Dataset excerpts ->
——————————

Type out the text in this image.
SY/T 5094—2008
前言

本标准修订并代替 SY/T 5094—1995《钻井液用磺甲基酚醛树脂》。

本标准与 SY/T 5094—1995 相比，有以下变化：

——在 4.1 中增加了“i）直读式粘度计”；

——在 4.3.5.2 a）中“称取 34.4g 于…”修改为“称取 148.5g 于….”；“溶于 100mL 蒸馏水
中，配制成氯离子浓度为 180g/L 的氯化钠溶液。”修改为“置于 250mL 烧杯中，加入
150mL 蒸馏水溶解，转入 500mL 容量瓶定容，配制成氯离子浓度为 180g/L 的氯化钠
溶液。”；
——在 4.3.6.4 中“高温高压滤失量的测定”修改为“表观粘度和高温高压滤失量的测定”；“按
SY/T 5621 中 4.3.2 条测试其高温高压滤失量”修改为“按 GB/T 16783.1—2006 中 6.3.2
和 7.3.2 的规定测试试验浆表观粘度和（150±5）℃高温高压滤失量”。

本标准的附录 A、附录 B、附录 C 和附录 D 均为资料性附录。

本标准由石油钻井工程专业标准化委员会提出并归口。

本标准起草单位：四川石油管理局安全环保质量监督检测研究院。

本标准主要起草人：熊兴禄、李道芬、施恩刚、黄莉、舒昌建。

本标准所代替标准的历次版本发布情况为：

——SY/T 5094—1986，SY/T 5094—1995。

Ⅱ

——————————

Aim of the task ->
Recopy the entries above exactly, with every line included.

Exercise result ->
Type out the text in this image.
SY/T 5094—2008
前言

本标准修订并代替 SY/T 5094—1995《钻井液用磺甲基酚醛树脂》。

本标准与 SY/T 5094—1995 相比，有以下变化：

——在 4.1 中增加了“i）直读式粘度计”；

——在 4.3.5.2 a）中“称取 34.4g 于…”修改为“称取 148.5g 于….”；“溶于 100mL 蒸馏水
中，配制成氯离子浓度为 180g/L 的氯化钠溶液。”修改为“置于 250mL 烧杯中，加入
150mL 蒸馏水溶解，转入 500mL 容量瓶定容，配制成氯离子浓度为 180g/L 的氯化钠
溶液。”；
——在 4.3.6.4 中“高温高压滤失量的测定”修改为“表观粘度和高温高压滤失量的测定”；“按
SY/T 5621 中 4.3.2 条测试其高温高压滤失量”修改为“按 GB/T 16783.1—2006 中 6.3.2
和 7.3.2 的规定测试试验浆表观粘度和（150±5）℃高温高压滤失量”。

本标准的附录 A、附录 B、附录 C 和附录 D 均为资料性附录。

本标准由石油钻井工程专业标准化委员会提出并归口。

本标准起草单位：四川石油管理局安全环保质量监督检测研究院。

本标准主要起草人：熊兴禄、李道芬、施恩刚、黄莉、舒昌建。

本标准所代替标准的历次版本发布情况为：

——SY/T 5094—1986，SY/T 5094—1995。

Ⅱ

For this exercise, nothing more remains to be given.